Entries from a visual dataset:
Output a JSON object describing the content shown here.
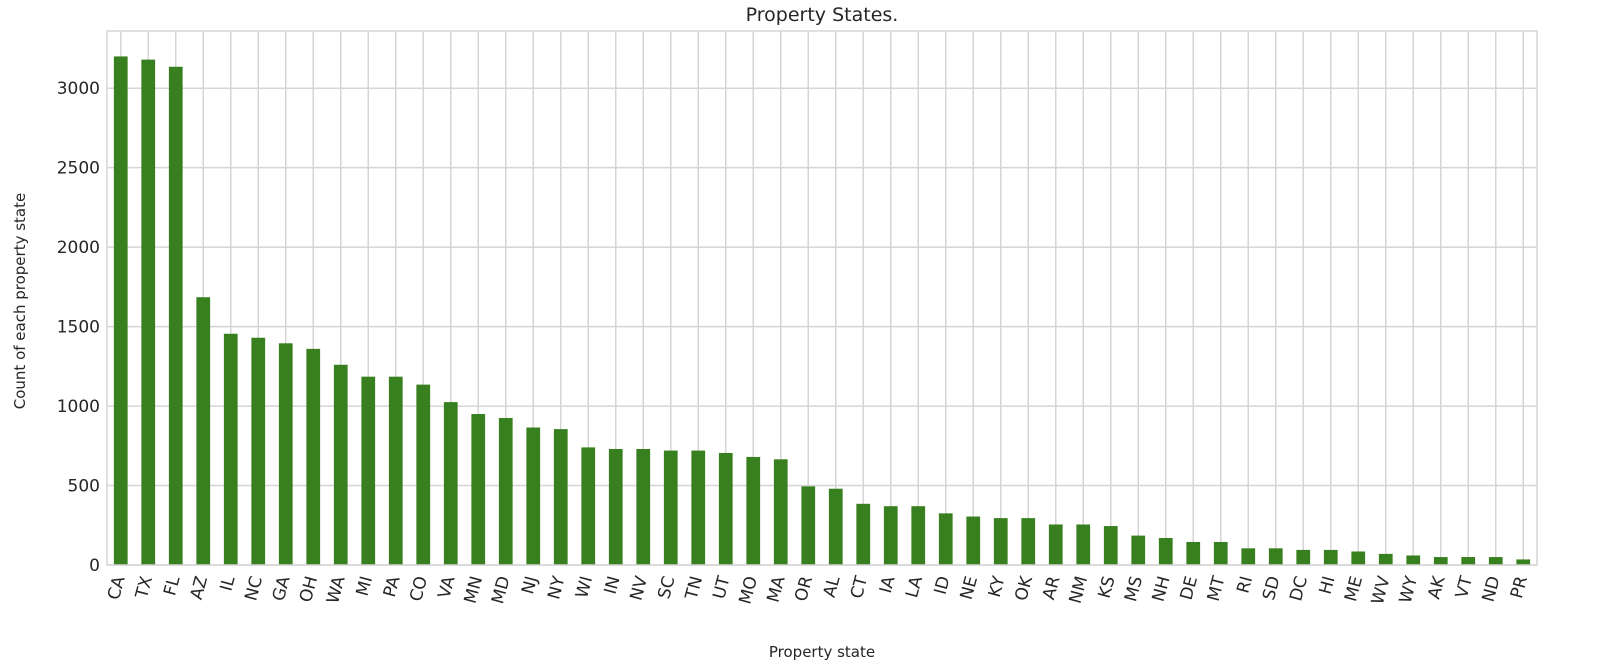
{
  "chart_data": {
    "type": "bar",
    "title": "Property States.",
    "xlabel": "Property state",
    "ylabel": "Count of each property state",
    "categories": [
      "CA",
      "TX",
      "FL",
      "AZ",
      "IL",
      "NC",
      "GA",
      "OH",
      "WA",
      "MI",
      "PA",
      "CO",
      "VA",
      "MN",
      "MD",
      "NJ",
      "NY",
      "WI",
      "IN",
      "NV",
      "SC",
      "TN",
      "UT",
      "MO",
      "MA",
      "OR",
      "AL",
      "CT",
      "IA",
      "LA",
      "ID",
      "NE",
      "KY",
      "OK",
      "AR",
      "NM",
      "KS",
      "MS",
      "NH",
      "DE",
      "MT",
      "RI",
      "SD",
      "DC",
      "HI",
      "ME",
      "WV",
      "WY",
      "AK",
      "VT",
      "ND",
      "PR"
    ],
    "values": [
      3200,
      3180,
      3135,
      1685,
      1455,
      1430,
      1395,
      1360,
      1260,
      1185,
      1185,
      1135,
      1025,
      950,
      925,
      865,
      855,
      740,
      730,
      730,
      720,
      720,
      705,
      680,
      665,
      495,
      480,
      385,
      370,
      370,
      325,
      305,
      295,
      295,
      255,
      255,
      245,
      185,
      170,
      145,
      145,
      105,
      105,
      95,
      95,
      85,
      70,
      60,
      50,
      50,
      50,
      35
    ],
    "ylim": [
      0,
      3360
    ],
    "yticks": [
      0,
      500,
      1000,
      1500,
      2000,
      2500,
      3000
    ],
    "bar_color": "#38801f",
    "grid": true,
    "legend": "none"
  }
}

...

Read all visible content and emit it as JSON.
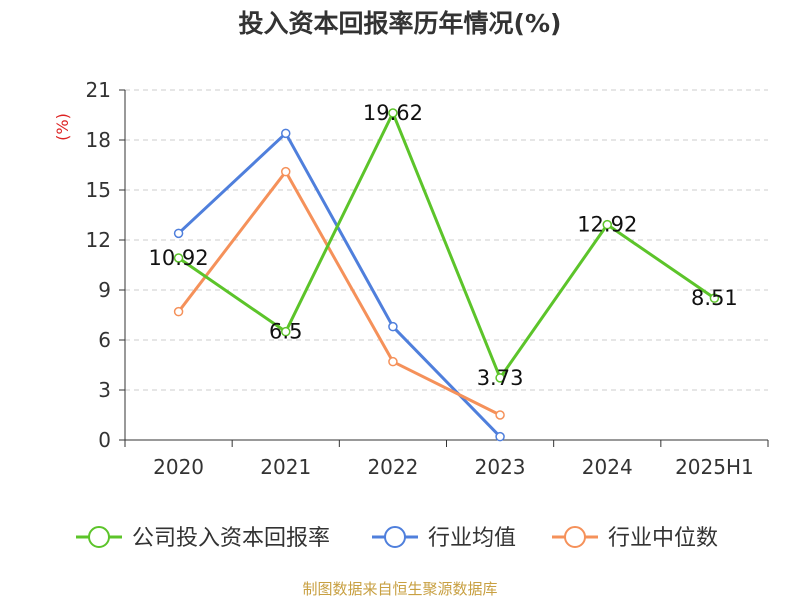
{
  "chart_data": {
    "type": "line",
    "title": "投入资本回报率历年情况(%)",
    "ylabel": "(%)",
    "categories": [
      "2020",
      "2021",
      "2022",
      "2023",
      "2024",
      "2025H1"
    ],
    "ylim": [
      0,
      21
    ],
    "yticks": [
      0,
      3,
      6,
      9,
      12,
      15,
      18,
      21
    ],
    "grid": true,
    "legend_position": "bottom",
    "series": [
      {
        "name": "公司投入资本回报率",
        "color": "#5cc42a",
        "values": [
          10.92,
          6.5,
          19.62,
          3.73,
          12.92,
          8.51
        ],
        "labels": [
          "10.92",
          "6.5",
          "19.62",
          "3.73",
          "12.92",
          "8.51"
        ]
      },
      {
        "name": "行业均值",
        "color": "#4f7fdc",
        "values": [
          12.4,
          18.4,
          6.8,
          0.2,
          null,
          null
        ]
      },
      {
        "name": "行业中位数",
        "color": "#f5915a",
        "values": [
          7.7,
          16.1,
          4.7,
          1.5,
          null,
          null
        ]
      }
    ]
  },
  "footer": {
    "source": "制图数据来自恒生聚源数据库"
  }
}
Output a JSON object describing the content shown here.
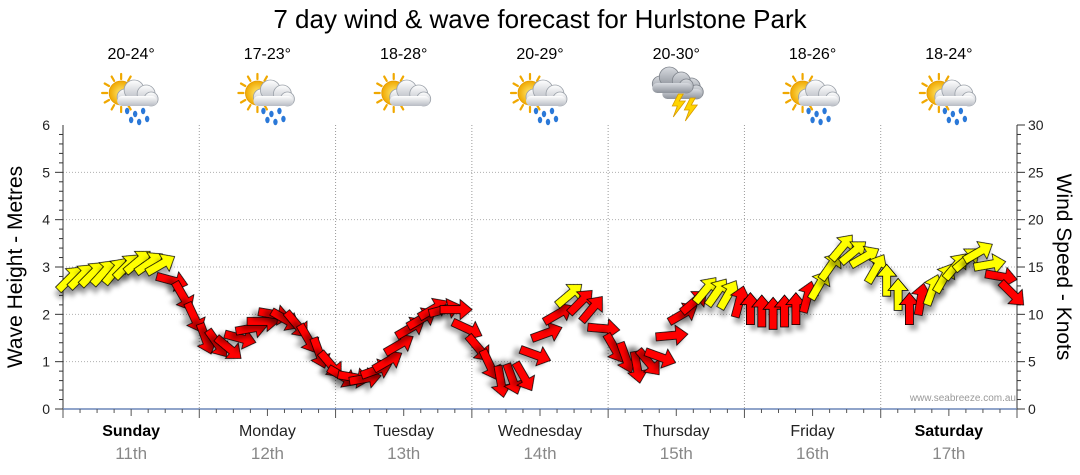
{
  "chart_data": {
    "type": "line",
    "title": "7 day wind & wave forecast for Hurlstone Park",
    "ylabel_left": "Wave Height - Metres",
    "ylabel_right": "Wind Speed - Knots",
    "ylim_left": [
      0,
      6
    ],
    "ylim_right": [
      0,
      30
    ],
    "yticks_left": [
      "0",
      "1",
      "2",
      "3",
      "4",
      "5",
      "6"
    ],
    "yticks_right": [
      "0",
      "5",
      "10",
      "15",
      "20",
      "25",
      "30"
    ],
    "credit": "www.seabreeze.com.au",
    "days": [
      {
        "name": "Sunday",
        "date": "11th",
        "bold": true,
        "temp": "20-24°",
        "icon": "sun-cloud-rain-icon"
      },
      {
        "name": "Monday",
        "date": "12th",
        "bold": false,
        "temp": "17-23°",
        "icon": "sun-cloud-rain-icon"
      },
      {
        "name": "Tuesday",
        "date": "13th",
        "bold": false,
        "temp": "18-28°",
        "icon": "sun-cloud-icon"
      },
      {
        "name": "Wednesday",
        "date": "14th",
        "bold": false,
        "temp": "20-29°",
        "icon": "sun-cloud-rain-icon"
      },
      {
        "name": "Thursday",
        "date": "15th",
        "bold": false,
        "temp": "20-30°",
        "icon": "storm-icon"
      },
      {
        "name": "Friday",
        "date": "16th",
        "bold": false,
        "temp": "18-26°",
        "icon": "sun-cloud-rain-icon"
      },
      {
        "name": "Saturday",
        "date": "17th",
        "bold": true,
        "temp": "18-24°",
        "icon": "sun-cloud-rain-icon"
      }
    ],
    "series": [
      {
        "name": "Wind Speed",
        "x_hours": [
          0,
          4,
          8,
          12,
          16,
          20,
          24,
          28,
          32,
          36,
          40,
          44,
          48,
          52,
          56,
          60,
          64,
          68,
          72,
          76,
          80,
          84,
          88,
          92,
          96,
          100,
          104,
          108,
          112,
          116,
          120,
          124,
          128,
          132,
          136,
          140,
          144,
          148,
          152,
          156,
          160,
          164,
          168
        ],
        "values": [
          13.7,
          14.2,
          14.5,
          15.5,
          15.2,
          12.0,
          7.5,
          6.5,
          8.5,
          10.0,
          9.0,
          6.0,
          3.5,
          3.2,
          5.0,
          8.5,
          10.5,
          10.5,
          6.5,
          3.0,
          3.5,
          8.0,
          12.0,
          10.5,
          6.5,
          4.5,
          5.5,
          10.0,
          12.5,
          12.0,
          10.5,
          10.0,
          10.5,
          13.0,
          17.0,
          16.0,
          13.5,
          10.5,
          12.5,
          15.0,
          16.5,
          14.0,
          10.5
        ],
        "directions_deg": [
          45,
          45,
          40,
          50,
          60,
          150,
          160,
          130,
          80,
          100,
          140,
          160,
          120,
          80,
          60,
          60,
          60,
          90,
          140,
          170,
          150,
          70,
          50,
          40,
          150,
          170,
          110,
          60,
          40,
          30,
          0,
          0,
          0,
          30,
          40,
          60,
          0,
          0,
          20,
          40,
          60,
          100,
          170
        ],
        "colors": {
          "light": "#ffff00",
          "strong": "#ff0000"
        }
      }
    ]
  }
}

WHAT YOU HAVE TO DO: State the number of lines in the preceding entries that include the word "temp". Provide nothing else.

FINISHED TASK: 7